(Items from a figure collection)
(begin)

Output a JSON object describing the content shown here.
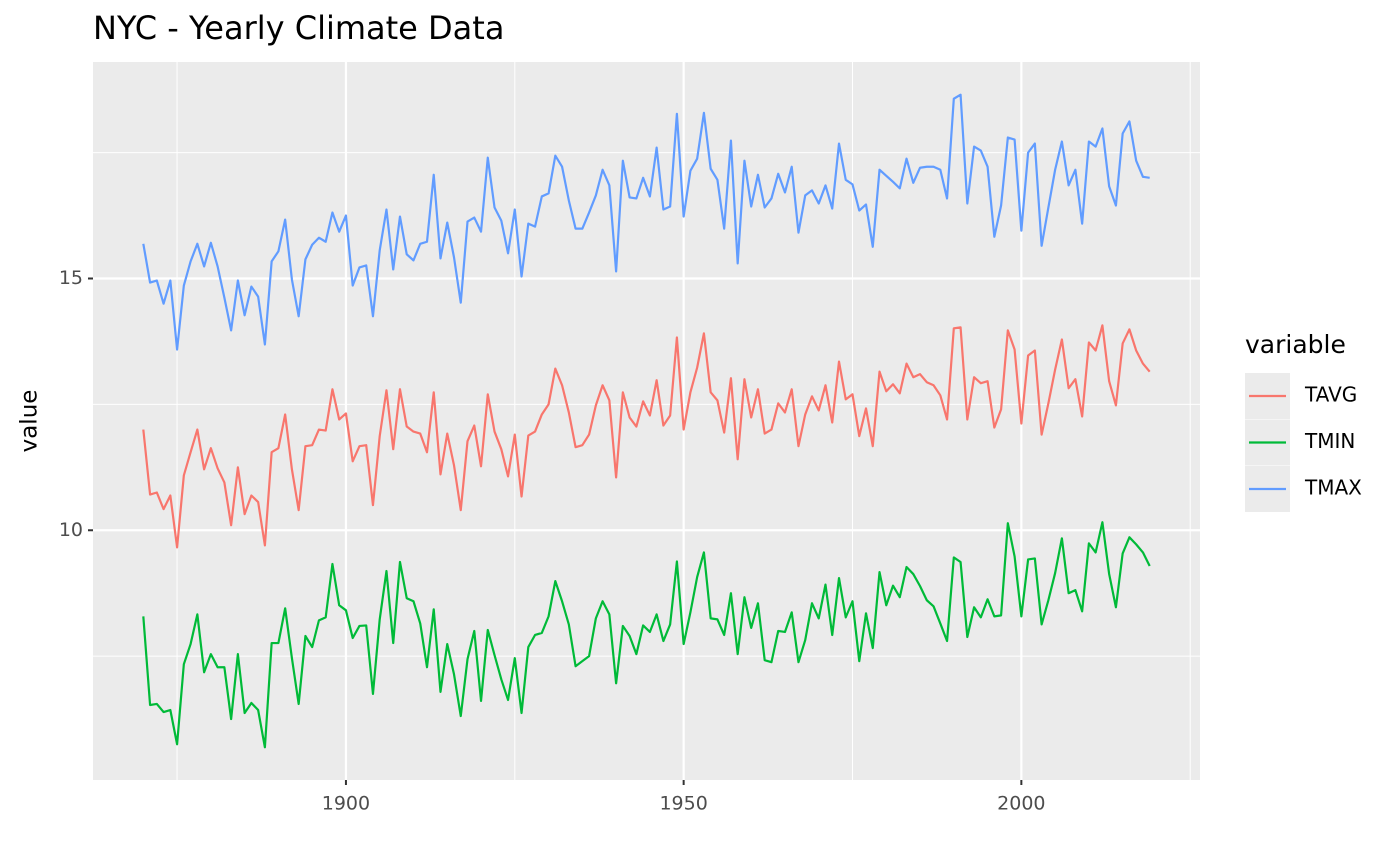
{
  "chart_data": {
    "type": "line",
    "title": "NYC - Yearly Climate Data",
    "ylabel": "value",
    "legend_title": "variable",
    "legend": "right",
    "grid": true,
    "x": [
      1870,
      1871,
      1872,
      1873,
      1874,
      1875,
      1876,
      1877,
      1878,
      1879,
      1880,
      1881,
      1882,
      1883,
      1884,
      1885,
      1886,
      1887,
      1888,
      1889,
      1890,
      1891,
      1892,
      1893,
      1894,
      1895,
      1896,
      1897,
      1898,
      1899,
      1900,
      1901,
      1902,
      1903,
      1904,
      1905,
      1906,
      1907,
      1908,
      1909,
      1910,
      1911,
      1912,
      1913,
      1914,
      1915,
      1916,
      1917,
      1918,
      1919,
      1920,
      1921,
      1922,
      1923,
      1924,
      1925,
      1926,
      1927,
      1928,
      1929,
      1930,
      1931,
      1932,
      1933,
      1934,
      1935,
      1936,
      1937,
      1938,
      1939,
      1940,
      1941,
      1942,
      1943,
      1944,
      1945,
      1946,
      1947,
      1948,
      1949,
      1950,
      1951,
      1952,
      1953,
      1954,
      1955,
      1956,
      1957,
      1958,
      1959,
      1960,
      1961,
      1962,
      1963,
      1964,
      1965,
      1966,
      1967,
      1968,
      1969,
      1970,
      1971,
      1972,
      1973,
      1974,
      1975,
      1976,
      1977,
      1978,
      1979,
      1980,
      1981,
      1982,
      1983,
      1984,
      1985,
      1986,
      1987,
      1988,
      1989,
      1990,
      1991,
      1992,
      1993,
      1994,
      1995,
      1996,
      1997,
      1998,
      1999,
      2000,
      2001,
      2002,
      2003,
      2004,
      2005,
      2006,
      2007,
      2008,
      2009,
      2010,
      2011,
      2012,
      2013,
      2014,
      2015,
      2016,
      2017,
      2018,
      2019
    ],
    "series": [
      {
        "name": "TAVG",
        "color": "#f8766d",
        "values": [
          12.0,
          10.71,
          10.75,
          10.42,
          10.69,
          9.66,
          11.09,
          11.55,
          12.0,
          11.21,
          11.63,
          11.23,
          10.95,
          10.1,
          11.25,
          10.32,
          10.69,
          10.56,
          9.7,
          11.55,
          11.63,
          12.3,
          11.21,
          10.4,
          11.67,
          11.69,
          12.0,
          11.98,
          12.8,
          12.2,
          12.32,
          11.37,
          11.67,
          11.69,
          10.5,
          11.87,
          12.78,
          11.61,
          12.8,
          12.06,
          11.96,
          11.92,
          11.55,
          12.74,
          11.11,
          11.92,
          11.29,
          10.4,
          11.77,
          12.08,
          11.27,
          12.7,
          11.96,
          11.61,
          11.07,
          11.9,
          10.67,
          11.88,
          11.96,
          12.3,
          12.5,
          13.21,
          12.88,
          12.34,
          11.65,
          11.69,
          11.9,
          12.48,
          12.88,
          12.58,
          11.05,
          12.74,
          12.24,
          12.06,
          12.56,
          12.28,
          12.98,
          12.08,
          12.28,
          13.83,
          12.0,
          12.74,
          13.23,
          13.91,
          12.74,
          12.58,
          11.94,
          13.02,
          11.41,
          13.0,
          12.24,
          12.8,
          11.92,
          12.0,
          12.52,
          12.34,
          12.8,
          11.67,
          12.3,
          12.66,
          12.38,
          12.88,
          12.14,
          13.35,
          12.6,
          12.7,
          11.87,
          12.42,
          11.67,
          13.15,
          12.76,
          12.9,
          12.72,
          13.31,
          13.04,
          13.1,
          12.94,
          12.88,
          12.68,
          12.2,
          14.01,
          14.03,
          12.2,
          13.04,
          12.92,
          12.96,
          12.04,
          12.4,
          13.97,
          13.59,
          12.12,
          13.47,
          13.57,
          11.9,
          12.52,
          13.19,
          13.79,
          12.82,
          13.0,
          12.26,
          13.73,
          13.57,
          14.07,
          12.96,
          12.48,
          13.71,
          13.99,
          13.57,
          13.31,
          13.15
        ]
      },
      {
        "name": "TMIN",
        "color": "#00ba38",
        "values": [
          8.29,
          6.53,
          6.55,
          6.39,
          6.43,
          5.75,
          7.34,
          7.74,
          8.33,
          7.18,
          7.54,
          7.28,
          7.28,
          6.25,
          7.54,
          6.37,
          6.57,
          6.43,
          5.69,
          7.76,
          7.76,
          8.45,
          7.46,
          6.55,
          7.9,
          7.68,
          8.21,
          8.27,
          9.33,
          8.51,
          8.41,
          7.86,
          8.1,
          8.11,
          6.75,
          8.23,
          9.19,
          7.76,
          9.37,
          8.65,
          8.59,
          8.15,
          7.28,
          8.43,
          6.79,
          7.74,
          7.14,
          6.31,
          7.44,
          8.0,
          6.61,
          8.02,
          7.52,
          7.04,
          6.63,
          7.46,
          6.37,
          7.68,
          7.92,
          7.96,
          8.29,
          8.99,
          8.59,
          8.13,
          7.3,
          7.4,
          7.5,
          8.25,
          8.59,
          8.33,
          6.96,
          8.1,
          7.9,
          7.54,
          8.11,
          7.98,
          8.33,
          7.8,
          8.13,
          9.38,
          7.74,
          8.37,
          9.07,
          9.56,
          8.25,
          8.23,
          7.92,
          8.75,
          7.54,
          8.67,
          8.06,
          8.55,
          7.42,
          7.38,
          8.0,
          7.98,
          8.37,
          7.38,
          7.82,
          8.55,
          8.25,
          8.92,
          7.92,
          9.05,
          8.27,
          8.59,
          7.4,
          8.35,
          7.66,
          9.17,
          8.51,
          8.9,
          8.67,
          9.27,
          9.13,
          8.89,
          8.61,
          8.49,
          8.15,
          7.8,
          9.46,
          9.37,
          7.88,
          8.47,
          8.27,
          8.63,
          8.29,
          8.31,
          10.14,
          9.48,
          8.29,
          9.42,
          9.44,
          8.13,
          8.61,
          9.15,
          9.84,
          8.75,
          8.81,
          8.39,
          9.74,
          9.56,
          10.16,
          9.13,
          8.47,
          9.54,
          9.86,
          9.72,
          9.56,
          9.29
        ]
      },
      {
        "name": "TMAX",
        "color": "#619cff",
        "values": [
          15.69,
          14.92,
          14.96,
          14.5,
          14.96,
          13.59,
          14.86,
          15.34,
          15.69,
          15.24,
          15.71,
          15.24,
          14.62,
          13.97,
          14.96,
          14.27,
          14.84,
          14.64,
          13.69,
          15.34,
          15.54,
          16.17,
          14.98,
          14.25,
          15.38,
          15.67,
          15.81,
          15.73,
          16.31,
          15.93,
          16.25,
          14.86,
          15.22,
          15.26,
          14.25,
          15.56,
          16.37,
          15.18,
          16.23,
          15.48,
          15.36,
          15.69,
          15.73,
          17.06,
          15.4,
          16.11,
          15.42,
          14.52,
          16.13,
          16.21,
          15.93,
          17.4,
          16.41,
          16.15,
          15.5,
          16.37,
          15.04,
          16.09,
          16.03,
          16.63,
          16.69,
          17.44,
          17.22,
          16.55,
          15.99,
          15.99,
          16.31,
          16.65,
          17.16,
          16.85,
          15.14,
          17.34,
          16.61,
          16.59,
          17.0,
          16.63,
          17.6,
          16.37,
          16.43,
          18.27,
          16.23,
          17.14,
          17.38,
          18.29,
          17.18,
          16.96,
          15.99,
          17.74,
          15.3,
          17.34,
          16.43,
          17.06,
          16.41,
          16.59,
          17.08,
          16.71,
          17.22,
          15.91,
          16.65,
          16.75,
          16.49,
          16.85,
          16.39,
          17.68,
          16.96,
          16.87,
          16.35,
          16.47,
          15.63,
          17.16,
          17.04,
          16.92,
          16.79,
          17.38,
          16.9,
          17.2,
          17.22,
          17.22,
          17.16,
          16.59,
          18.57,
          18.65,
          16.49,
          17.62,
          17.54,
          17.22,
          15.83,
          16.45,
          17.8,
          17.76,
          15.95,
          17.5,
          17.68,
          15.65,
          16.41,
          17.16,
          17.72,
          16.85,
          17.16,
          16.09,
          17.72,
          17.62,
          17.98,
          16.83,
          16.45,
          17.88,
          18.12,
          17.34,
          17.02,
          17.0
        ]
      }
    ],
    "xlim": [
      1862.55,
      2026.45
    ],
    "xticks": [
      1900,
      1950,
      2000
    ],
    "minor_xticks": [
      1875,
      1925,
      1975,
      2025
    ],
    "ylim": [
      5.04,
      19.3
    ],
    "yticks": [
      10,
      15
    ],
    "minor_yticks": [
      7.5,
      12.5,
      17.5
    ]
  }
}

(end)

## Direction
Search the listing for the string "color". Copy each line where it turns up.

## Finished answer
        "color": "#f8766d",
        "color": "#00ba38",
        "color": "#619cff",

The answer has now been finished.